Provided records:
** Start **
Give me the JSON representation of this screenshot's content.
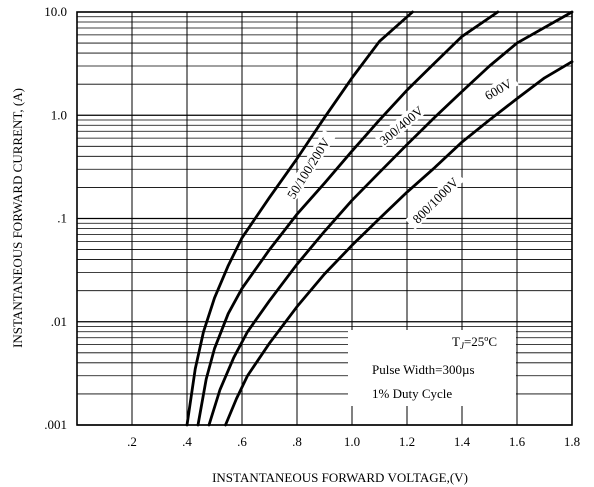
{
  "chart_data": {
    "type": "line",
    "y_scale": "log",
    "xlabel": "INSTANTANEOUS FORWARD VOLTAGE,(V)",
    "ylabel": "INSTANTANEOUS FORWARD CURRENT, (A)",
    "xlim": [
      0,
      1.8
    ],
    "ylim": [
      0.001,
      10
    ],
    "x_ticks": [
      {
        "value": 0.2,
        "label": ".2"
      },
      {
        "value": 0.4,
        "label": ".4"
      },
      {
        "value": 0.6,
        "label": ".6"
      },
      {
        "value": 0.8,
        "label": ".8"
      },
      {
        "value": 1.0,
        "label": "1.0"
      },
      {
        "value": 1.2,
        "label": "1.2"
      },
      {
        "value": 1.4,
        "label": "1.4"
      },
      {
        "value": 1.6,
        "label": "1.6"
      },
      {
        "value": 1.8,
        "label": "1.8"
      }
    ],
    "y_ticks": [
      {
        "value": 0.001,
        "label": ".001"
      },
      {
        "value": 0.01,
        "label": ".01"
      },
      {
        "value": 0.1,
        "label": ".1"
      },
      {
        "value": 1,
        "label": "1.0"
      },
      {
        "value": 10,
        "label": "10.0"
      }
    ],
    "grid": true,
    "series": [
      {
        "name": "50/100/200V",
        "x": [
          0.4,
          0.43,
          0.46,
          0.5,
          0.55,
          0.6,
          0.7,
          0.8,
          0.9,
          1.0,
          1.1,
          1.22
        ],
        "y": [
          0.001,
          0.0035,
          0.008,
          0.017,
          0.035,
          0.065,
          0.16,
          0.38,
          0.95,
          2.3,
          5.2,
          10
        ]
      },
      {
        "name": "300/400V",
        "x": [
          0.44,
          0.47,
          0.5,
          0.55,
          0.6,
          0.7,
          0.8,
          0.9,
          1.0,
          1.1,
          1.2,
          1.3,
          1.4,
          1.53
        ],
        "y": [
          0.001,
          0.0028,
          0.0055,
          0.012,
          0.021,
          0.05,
          0.11,
          0.22,
          0.45,
          0.9,
          1.75,
          3.2,
          5.8,
          10
        ]
      },
      {
        "name": "600V",
        "x": [
          0.48,
          0.52,
          0.57,
          0.62,
          0.7,
          0.8,
          0.9,
          1.0,
          1.1,
          1.2,
          1.3,
          1.4,
          1.5,
          1.6,
          1.8
        ],
        "y": [
          0.001,
          0.0022,
          0.0045,
          0.008,
          0.016,
          0.036,
          0.075,
          0.15,
          0.28,
          0.52,
          0.95,
          1.7,
          3.0,
          5.0,
          10
        ]
      },
      {
        "name": "800/1000V",
        "x": [
          0.54,
          0.58,
          0.62,
          0.7,
          0.8,
          0.9,
          1.0,
          1.1,
          1.2,
          1.3,
          1.4,
          1.5,
          1.6,
          1.7,
          1.8
        ],
        "y": [
          0.001,
          0.0018,
          0.003,
          0.0062,
          0.014,
          0.029,
          0.055,
          0.1,
          0.18,
          0.31,
          0.55,
          0.9,
          1.45,
          2.3,
          3.3
        ]
      }
    ],
    "annotations": {
      "temperature_prefix": "T",
      "temperature_subscript": "J",
      "temperature_value": "=25ºC",
      "pulse": "Pulse Width=300µs",
      "duty": "1% Duty Cycle"
    },
    "colors": {
      "line": "#000000",
      "grid": "#000000",
      "background": "#ffffff"
    }
  }
}
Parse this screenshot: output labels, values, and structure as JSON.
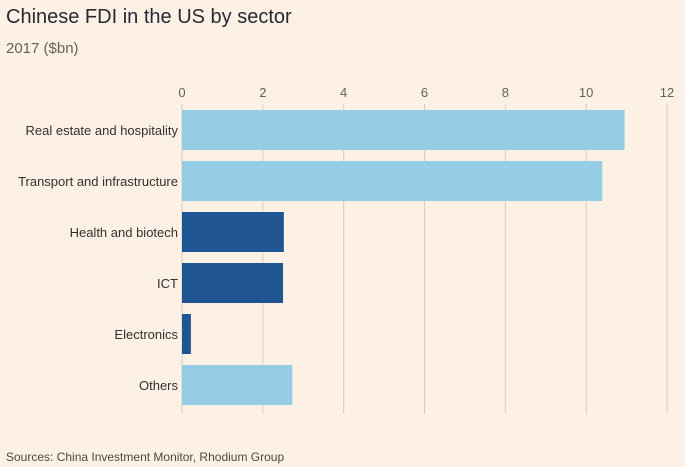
{
  "title": "Chinese FDI in the US by sector",
  "subtitle": "2017 ($bn)",
  "source": "Sources: China Investment Monitor, Rhodium Group",
  "colors": {
    "background": "#fdf1e5",
    "light_bar": "#96cde6",
    "dark_bar": "#1f5592",
    "grid": "#d9cdbf"
  },
  "chart_data": {
    "type": "bar",
    "orientation": "horizontal",
    "categories": [
      "Real estate and hospitality",
      "Transport and infrastructure",
      "Health and biotech",
      "ICT",
      "Electronics",
      "Others"
    ],
    "values": [
      10.95,
      10.4,
      2.52,
      2.5,
      0.22,
      2.73
    ],
    "bar_colors": [
      "light",
      "light",
      "dark",
      "dark",
      "dark",
      "light"
    ],
    "xlim": [
      0,
      12
    ],
    "xticks": [
      "0",
      "2",
      "4",
      "6",
      "8",
      "10",
      "12"
    ],
    "x_axis_position": "top",
    "grid": true,
    "xlabel": "",
    "ylabel": ""
  }
}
** End **
Task requirements: Copy the lines starting at the line that contains "Parse this screenshot: output" and running to the final line of the entries, inclusive; omit all pictures.

Response to the task:
Parse this screenshot: output labels, values, and structure as JSON.
{
  "title": "Chinese FDI in the US by sector",
  "subtitle": "2017 ($bn)",
  "source": "Sources: China Investment Monitor, Rhodium Group",
  "colors": {
    "background": "#fdf1e5",
    "light_bar": "#96cde6",
    "dark_bar": "#1f5592",
    "grid": "#d9cdbf"
  },
  "chart_data": {
    "type": "bar",
    "orientation": "horizontal",
    "categories": [
      "Real estate and hospitality",
      "Transport and infrastructure",
      "Health and biotech",
      "ICT",
      "Electronics",
      "Others"
    ],
    "values": [
      10.95,
      10.4,
      2.52,
      2.5,
      0.22,
      2.73
    ],
    "bar_colors": [
      "light",
      "light",
      "dark",
      "dark",
      "dark",
      "light"
    ],
    "xlim": [
      0,
      12
    ],
    "xticks": [
      "0",
      "2",
      "4",
      "6",
      "8",
      "10",
      "12"
    ],
    "x_axis_position": "top",
    "grid": true,
    "xlabel": "",
    "ylabel": ""
  }
}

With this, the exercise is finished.